## Begin Exercise material

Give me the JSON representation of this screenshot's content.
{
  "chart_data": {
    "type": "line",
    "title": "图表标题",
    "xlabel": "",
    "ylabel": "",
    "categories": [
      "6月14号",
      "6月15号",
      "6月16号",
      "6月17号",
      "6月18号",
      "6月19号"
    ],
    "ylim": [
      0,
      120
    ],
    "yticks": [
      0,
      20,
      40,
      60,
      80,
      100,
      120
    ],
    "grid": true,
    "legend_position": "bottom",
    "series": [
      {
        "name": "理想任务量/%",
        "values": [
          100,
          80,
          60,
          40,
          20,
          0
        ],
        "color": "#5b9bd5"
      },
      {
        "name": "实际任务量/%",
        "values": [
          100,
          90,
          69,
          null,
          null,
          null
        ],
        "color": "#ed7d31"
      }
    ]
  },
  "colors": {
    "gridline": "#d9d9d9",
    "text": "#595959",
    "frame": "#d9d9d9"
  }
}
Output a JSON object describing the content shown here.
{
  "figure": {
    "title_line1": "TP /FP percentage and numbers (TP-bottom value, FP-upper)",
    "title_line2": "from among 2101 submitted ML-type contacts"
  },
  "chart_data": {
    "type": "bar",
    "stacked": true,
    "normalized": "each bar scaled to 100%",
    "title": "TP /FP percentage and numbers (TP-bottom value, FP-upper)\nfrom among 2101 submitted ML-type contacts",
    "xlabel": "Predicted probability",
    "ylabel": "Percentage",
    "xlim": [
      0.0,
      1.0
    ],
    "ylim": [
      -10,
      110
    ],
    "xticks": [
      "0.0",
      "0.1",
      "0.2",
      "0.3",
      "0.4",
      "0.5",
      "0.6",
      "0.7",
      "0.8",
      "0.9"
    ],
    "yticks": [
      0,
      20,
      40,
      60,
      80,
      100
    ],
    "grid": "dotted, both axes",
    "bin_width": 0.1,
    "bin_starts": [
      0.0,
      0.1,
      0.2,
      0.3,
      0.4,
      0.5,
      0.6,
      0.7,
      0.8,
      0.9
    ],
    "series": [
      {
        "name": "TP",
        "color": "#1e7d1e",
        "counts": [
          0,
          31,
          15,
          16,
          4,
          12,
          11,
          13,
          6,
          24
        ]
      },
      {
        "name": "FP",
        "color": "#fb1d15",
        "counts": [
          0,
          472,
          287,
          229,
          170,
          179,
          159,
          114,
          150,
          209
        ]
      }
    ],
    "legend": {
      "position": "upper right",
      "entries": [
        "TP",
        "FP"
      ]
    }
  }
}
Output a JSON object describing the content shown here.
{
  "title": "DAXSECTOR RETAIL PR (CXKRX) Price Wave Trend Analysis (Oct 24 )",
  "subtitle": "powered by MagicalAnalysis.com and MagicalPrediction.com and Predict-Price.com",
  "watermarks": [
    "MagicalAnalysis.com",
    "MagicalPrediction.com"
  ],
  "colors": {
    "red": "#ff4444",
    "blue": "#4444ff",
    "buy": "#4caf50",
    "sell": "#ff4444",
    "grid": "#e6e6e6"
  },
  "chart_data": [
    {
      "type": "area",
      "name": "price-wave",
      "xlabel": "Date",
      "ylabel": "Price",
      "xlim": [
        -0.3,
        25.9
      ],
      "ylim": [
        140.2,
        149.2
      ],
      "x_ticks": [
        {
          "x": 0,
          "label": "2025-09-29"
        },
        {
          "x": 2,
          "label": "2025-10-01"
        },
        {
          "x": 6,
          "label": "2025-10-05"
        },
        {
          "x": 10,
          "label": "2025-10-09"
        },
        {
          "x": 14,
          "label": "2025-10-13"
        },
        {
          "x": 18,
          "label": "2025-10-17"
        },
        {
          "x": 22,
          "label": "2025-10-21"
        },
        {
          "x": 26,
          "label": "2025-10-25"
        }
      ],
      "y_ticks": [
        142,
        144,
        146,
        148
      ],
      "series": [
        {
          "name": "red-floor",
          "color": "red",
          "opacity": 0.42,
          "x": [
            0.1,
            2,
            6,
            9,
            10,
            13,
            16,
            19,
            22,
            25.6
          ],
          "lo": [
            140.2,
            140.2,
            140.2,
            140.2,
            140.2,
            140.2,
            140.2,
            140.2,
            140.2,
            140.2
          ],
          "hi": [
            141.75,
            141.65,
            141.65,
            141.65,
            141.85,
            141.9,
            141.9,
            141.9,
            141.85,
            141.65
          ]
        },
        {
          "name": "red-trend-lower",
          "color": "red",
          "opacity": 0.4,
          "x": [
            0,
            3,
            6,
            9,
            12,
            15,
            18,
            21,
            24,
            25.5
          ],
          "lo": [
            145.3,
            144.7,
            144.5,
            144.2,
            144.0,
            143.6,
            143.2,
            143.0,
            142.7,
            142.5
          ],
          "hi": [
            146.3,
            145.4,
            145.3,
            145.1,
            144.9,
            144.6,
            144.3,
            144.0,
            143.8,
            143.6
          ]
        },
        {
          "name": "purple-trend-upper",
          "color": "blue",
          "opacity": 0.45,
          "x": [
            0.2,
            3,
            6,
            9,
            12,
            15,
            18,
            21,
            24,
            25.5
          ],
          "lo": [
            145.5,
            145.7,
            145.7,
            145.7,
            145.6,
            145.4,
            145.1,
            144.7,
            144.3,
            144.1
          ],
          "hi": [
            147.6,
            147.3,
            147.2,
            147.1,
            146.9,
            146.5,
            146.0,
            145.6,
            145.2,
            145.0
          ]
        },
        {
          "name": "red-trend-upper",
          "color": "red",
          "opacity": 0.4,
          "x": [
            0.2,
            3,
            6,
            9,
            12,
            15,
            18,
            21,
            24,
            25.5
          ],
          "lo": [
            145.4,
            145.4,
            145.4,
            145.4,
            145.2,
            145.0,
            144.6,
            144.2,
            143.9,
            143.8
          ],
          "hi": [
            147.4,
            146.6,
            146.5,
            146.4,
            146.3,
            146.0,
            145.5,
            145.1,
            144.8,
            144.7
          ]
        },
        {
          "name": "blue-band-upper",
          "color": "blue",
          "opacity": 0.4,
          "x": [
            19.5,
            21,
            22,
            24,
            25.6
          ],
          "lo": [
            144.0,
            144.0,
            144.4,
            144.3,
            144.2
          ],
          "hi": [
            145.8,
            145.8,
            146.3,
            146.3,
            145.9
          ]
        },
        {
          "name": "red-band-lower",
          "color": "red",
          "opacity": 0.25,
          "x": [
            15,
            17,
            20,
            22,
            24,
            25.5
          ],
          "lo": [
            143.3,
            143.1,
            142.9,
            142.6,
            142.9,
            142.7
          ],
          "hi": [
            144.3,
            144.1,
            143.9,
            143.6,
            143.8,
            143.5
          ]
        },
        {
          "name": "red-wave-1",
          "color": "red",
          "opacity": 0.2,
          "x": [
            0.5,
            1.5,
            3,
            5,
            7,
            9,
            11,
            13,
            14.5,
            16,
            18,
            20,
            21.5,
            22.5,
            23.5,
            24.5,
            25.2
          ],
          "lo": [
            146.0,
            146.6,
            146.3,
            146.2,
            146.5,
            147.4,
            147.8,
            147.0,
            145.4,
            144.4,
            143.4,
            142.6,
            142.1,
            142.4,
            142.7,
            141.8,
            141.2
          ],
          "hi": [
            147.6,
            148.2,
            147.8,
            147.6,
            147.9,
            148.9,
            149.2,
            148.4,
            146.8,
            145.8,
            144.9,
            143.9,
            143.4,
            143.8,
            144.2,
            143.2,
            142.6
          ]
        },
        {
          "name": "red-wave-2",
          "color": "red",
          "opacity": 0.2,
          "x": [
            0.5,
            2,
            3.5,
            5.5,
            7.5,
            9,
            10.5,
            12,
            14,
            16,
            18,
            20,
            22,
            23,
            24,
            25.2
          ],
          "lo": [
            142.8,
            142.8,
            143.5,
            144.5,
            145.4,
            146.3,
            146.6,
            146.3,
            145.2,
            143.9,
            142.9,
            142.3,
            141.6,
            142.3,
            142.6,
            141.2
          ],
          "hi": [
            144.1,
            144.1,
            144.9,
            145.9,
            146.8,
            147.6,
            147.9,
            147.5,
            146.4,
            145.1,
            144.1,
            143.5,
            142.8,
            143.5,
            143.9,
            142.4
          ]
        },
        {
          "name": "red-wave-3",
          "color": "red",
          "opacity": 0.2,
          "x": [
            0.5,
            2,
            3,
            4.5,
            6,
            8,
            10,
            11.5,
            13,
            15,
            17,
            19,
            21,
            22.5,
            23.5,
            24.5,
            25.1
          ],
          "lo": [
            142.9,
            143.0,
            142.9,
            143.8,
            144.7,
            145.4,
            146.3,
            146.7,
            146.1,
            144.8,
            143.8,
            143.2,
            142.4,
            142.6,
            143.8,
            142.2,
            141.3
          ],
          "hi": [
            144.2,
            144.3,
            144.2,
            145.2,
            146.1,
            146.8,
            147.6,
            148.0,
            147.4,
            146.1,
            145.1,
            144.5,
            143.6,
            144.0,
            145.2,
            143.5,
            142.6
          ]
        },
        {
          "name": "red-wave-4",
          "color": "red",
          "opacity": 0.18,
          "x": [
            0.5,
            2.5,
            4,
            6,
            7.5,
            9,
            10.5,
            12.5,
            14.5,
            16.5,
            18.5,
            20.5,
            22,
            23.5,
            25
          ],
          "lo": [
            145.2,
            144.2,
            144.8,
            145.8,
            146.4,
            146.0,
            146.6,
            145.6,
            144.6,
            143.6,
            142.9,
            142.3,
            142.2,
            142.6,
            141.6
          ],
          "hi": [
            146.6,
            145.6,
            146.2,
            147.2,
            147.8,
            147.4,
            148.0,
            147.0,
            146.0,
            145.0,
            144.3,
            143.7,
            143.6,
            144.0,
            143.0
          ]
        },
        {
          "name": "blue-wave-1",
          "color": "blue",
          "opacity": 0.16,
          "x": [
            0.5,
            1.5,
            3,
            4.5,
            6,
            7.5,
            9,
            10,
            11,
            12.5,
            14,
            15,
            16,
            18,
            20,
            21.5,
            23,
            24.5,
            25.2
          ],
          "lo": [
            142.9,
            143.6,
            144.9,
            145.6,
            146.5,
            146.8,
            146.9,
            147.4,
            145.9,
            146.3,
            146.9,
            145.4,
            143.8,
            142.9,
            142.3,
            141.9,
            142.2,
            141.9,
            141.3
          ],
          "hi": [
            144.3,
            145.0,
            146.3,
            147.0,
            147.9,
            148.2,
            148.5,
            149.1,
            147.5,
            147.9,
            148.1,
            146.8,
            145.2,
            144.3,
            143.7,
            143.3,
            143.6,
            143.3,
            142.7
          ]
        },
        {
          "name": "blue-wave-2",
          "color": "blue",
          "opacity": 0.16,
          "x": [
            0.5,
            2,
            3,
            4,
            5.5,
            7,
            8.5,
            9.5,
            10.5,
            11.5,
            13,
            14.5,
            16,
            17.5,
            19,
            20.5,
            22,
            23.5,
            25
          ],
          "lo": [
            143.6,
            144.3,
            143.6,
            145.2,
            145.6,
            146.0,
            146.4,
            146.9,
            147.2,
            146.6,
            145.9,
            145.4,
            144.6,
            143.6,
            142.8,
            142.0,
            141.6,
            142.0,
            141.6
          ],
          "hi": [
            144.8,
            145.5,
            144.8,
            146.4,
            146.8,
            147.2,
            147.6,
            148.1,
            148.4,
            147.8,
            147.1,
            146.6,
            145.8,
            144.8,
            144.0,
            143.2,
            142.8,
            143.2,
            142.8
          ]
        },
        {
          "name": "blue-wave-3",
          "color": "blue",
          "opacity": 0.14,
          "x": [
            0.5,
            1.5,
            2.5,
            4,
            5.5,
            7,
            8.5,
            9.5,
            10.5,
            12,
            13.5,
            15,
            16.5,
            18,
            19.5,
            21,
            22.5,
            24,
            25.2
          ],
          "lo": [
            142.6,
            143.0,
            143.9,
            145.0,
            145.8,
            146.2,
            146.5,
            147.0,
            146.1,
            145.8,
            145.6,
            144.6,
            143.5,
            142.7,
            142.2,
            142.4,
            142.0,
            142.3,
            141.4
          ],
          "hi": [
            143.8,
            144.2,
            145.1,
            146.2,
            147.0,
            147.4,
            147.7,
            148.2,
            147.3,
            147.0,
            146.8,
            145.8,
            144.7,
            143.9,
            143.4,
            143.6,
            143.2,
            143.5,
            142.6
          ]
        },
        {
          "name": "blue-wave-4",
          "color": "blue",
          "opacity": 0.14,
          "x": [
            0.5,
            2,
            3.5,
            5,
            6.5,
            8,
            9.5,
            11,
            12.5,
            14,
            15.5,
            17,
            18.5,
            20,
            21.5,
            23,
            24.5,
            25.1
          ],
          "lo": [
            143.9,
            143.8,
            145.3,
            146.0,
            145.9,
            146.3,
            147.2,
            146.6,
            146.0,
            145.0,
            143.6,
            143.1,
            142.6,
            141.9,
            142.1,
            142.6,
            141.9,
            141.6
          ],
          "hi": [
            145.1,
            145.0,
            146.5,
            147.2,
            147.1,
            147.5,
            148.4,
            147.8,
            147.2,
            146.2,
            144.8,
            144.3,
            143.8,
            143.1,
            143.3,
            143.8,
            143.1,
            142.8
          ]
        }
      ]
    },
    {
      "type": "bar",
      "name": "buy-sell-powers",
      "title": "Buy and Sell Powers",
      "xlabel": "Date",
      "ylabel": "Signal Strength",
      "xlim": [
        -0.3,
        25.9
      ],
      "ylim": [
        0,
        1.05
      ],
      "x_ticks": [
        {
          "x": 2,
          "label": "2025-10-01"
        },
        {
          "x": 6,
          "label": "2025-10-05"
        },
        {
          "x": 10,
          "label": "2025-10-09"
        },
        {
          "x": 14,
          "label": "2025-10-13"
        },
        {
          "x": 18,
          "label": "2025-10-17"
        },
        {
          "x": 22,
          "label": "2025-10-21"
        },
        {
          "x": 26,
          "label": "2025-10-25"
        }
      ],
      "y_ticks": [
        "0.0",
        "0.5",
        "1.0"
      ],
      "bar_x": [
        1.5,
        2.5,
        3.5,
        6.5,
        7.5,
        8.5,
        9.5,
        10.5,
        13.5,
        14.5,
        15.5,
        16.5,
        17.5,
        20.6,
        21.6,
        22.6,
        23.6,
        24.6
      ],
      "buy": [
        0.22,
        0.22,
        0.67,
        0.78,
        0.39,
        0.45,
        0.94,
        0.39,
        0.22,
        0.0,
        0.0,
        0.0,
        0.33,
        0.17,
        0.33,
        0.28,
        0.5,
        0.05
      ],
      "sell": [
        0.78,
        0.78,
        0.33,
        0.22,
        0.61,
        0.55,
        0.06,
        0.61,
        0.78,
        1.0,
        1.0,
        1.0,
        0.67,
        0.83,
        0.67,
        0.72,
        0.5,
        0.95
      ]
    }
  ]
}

## End Exercise material

In the entries above, locate every line with the word "among" and copy it.

    "title_line2": "from among 2101 submitted ML-type contacts"
    "title": "TP /FP percentage and numbers (TP-bottom value, FP-upper)\nfrom among 2101 submitted ML-type contacts",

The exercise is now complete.